→ **EXTRACTED INFORMATION**:
** Begin **
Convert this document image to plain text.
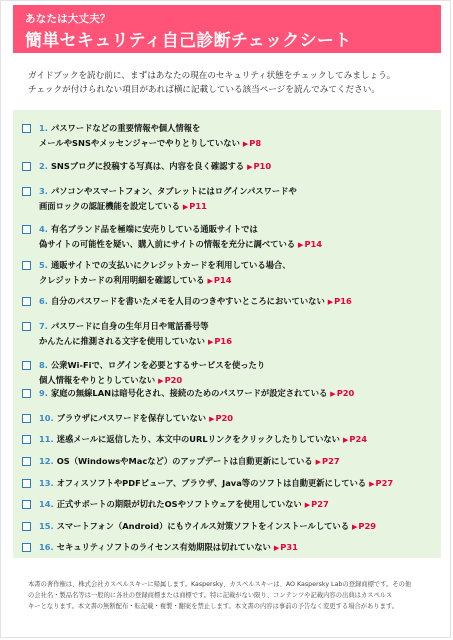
あなたは大丈夫？
簡単セキュリティ自己診断チェックシート
ガイドブックを読む前に、まずはあなたの現在のセキュリティ状態をチェックしてみましょう。
チェックが付けられない項目があれば横に記載している該当ページを読んでみてください。
1. パスワードなどの重要情報や個人情報を
メールやSNSやメッセンジャーでやりとりしていない ▶P8
2. SNSブログに投稿する写真は、内容を良く確認する ▶P10
3. パソコンやスマートフォン、タブレットにはログインパスワードや
画面ロックの認証機能を設定している ▶P11
4. 有名ブランド品を極端に安売りしている通販サイトでは
偽サイトの可能性を疑い、購入前にサイトの情報を充分に調べている ▶P14
5. 通販サイトでの支払いにクレジットカードを利用している場合、
クレジットカードの利用明細を確認している ▶P14
6. 自分のパスワードを書いたメモを人目のつきやすいところにおいていない ▶P16
7. パスワードに自身の生年月日や電話番号等
かんたんに推測される文字を使用していない ▶P16
8. 公衆Wi-Fiで、ログインを必要とするサービスを使ったり
個人情報をやりとりしていない ▶P20
9. 家庭の無線LANは暗号化され、接続のためのパスワードが設定されている ▶P20
10. ブラウザにパスワードを保存していない ▶P20
11. 迷惑メールに返信したり、本文中のURLリンクをクリックしたりしていない ▶P24
12. OS（WindowsやMacなど）のアップデートは自動更新にしている ▶P27
13. オフィスソフトやPDFビューア、ブラウザ、Java等のソフトは自動更新にしている ▶P27
14. 正式サポートの期限が切れたOSやソフトウェアを使用していない ▶P27
15. スマートフォン（Android）にもウイルス対策ソフトをインストールしている ▶P29
16. セキュリティソフトのライセンス有効期限は切れていない ▶P31
本書の著作権は、株式会社カスペルスキーに帰属します。Kaspersky、カスペルスキーは、AO Kaspersky Labの登録商標です。その他
の会社名・製品名等は一般的に各社の登録商標または商標です。特に記載がない限り、コンテンツや記載内容の出典はカスペルス
キーとなります。本文書の無断配布・転記載・複製・翻案を禁止します。本文書の内容は事前の予告なく変更する場合があります。
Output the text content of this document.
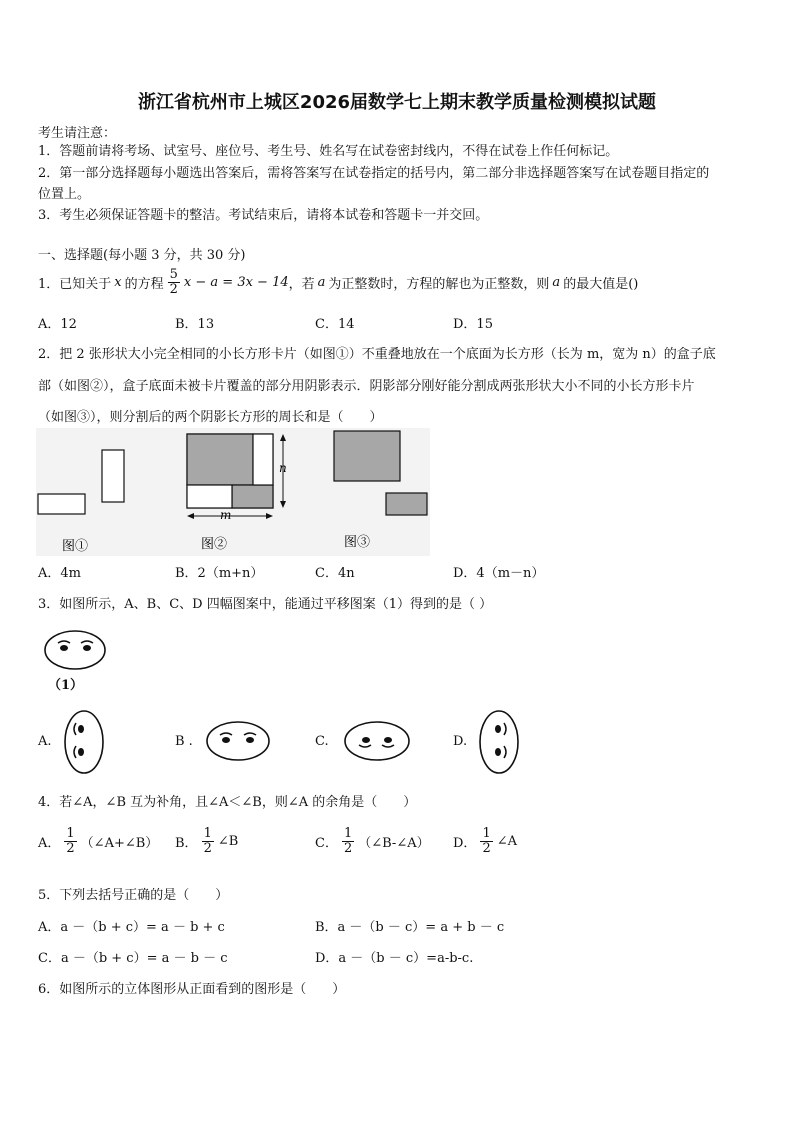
浙江省杭州市上城区2026届数学七上期末教学质量检测模拟试题
考生请注意：
1．答题前请将考场、试室号、座位号、考生号、姓名写在试卷密封线内，不得在试卷上作任何标记。
2．第一部分选择题每小题选出答案后，需将答案写在试卷指定的括号内，第二部分非选择题答案写在试卷题目指定的
位置上。
3．考生必须保证答题卡的整洁。考试结束后，请将本试卷和答题卡一并交回。
一、选择题(每小题 3 分，共 30 分)
1．已知关于 x 的方程 $\frac{5}{2}$ x − a = 3x − 14 ，若 a 为正整数时，方程的解也为正整数，则 a 的最大值是()
A．12	B．13	C．14	D．15
2．把 2 张形状大小完全相同的小长方形卡片（如图①）不重叠地放在一个底面为长方形（长为 m，宽为 n）的盒子底
部（如图②），盒子底面未被卡片覆盖的部分用阴影表示．阴影部分刚好能分割成两张形状大小不同的小长方形卡片
（如图③），则分割后的两个阴影长方形的周长和是（　　）
n
m
图①	图②	图③
A．4m	B．2（m+n）	C．4n	D．4（m－n）
3．如图所示，A、B、C、D 四幅图案中，能通过平移图案（1）得到的是（ ）
（1）
A.	B .	C.	D.
4．若∠A，∠B 互为补角，且∠A＜∠B，则∠A 的余角是（　　）
A． $\frac{1}{2}$ （∠A+∠B） B． $\frac{1}{2}$ ∠B	C． $\frac{1}{2}$ （∠B-∠A） D． $\frac{1}{2}$ ∠A
5．下列去括号正确的是（　　）
A．a －（b + c）= a － b + c	B．a －（b － c）= a + b － c
C．a －（b + c）= a － b － c	D．a －（b － c）=a-b-c.
6．如图所示的立体图形从正面看到的图形是（　　）
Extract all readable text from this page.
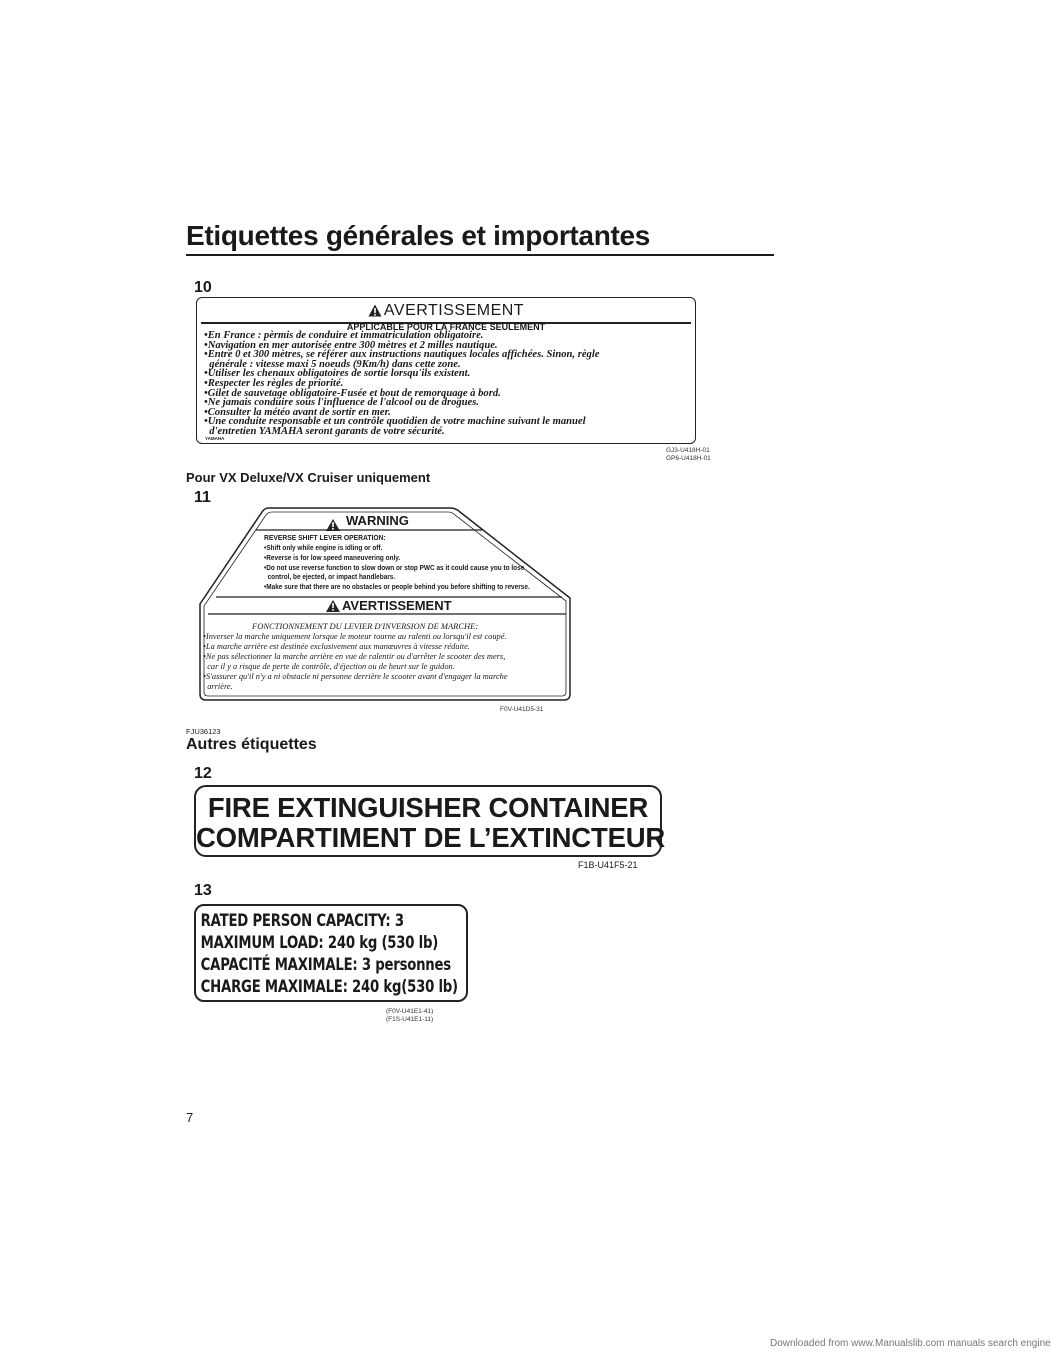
Etiquettes générales et importantes
10
AVERTISSEMENT
APPLICABLE POUR LA FRANCE SEULEMENT
•En France : pèrmis de conduire et immatriculation obligatoire.
•Navigation en mer autorisée entre 300 mètres et 2 milles nautique.
•Entre 0 et 300 mètres, se référer aux instructions nautiques locales affichées. Sinon, règle
générale : vitesse maxi 5 noeuds (9Km/h) dans cette zone.
•Utiliser les chenaux obligatoires de sortie lorsqu'ils existent.
•Respecter les règles de priorité.
•Gilet de sauvetage obligatoire-Fusée et bout de remorquage à bord.
•Ne jamais conduire sous l'influence de l'alcool ou de drogues.
•Consulter la météo avant de sortir en mer.
•Une conduite responsable et un contrôle quotidien de votre machine suivant le manuel
d'entretien YAMAHA seront garants de votre sécurité.
YAMAHA
GJ3-U418H-01
GP6-U418H-01
Pour VX Deluxe/VX Cruiser uniquement
11
WARNING
REVERSE SHIFT LEVER OPERATION:
•Shift only while engine is idling or off.
•Reverse is for low speed maneuvering only.
•Do not use reverse function to slow down or stop PWC as it could cause you to lose
control, be ejected, or impact handlebars.
•Make sure that there are no obstacles or people behind you before shifting to reverse.
AVERTISSEMENT
FONCTIONNEMENT DU LEVIER D'INVERSION DE MARCHE:
•Inverser la marche uniquement lorsque le moteur tourne au ralenti ou lorsqu'il est coupé.
•La marche arrière est destinée exclusivement aux manœuvres à vitesse réduite.
•Ne pas sélectionner la marche arrière en vue de ralentir ou d'arrêter le scooter des mers,
car il y a risque de perte de contrôle, d'éjection ou de heurt sur le guidon.
•S'assurer qu'il n'y a ni obstacle ni personne derrière le scooter avant d'engager la marche
arrière.
F0V-U41D5-31
FJU36123
Autres étiquettes
12
FIRE EXTINGUISHER CONTAINER
COMPARTIMENT DE L’EXTINCTEUR
F1B-U41F5-21
13
RATED PERSON CAPACITY: 3
MAXIMUM LOAD: 240 kg (530 lb)
CAPACITÉ MAXIMALE: 3 personnes
CHARGE MAXIMALE: 240 kg(530 lb)
(F0V-U41E1-41)
(F1S-U41E1-11)
7
Downloaded from www.Manualslib.com manuals search engine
** End **
→ **TASK STATEMENT**:
Copy out each line that contains the word "from".

→ **RESULT**:
Extract all readable text from this page.
Downloaded from www.Manualslib.com manuals search engine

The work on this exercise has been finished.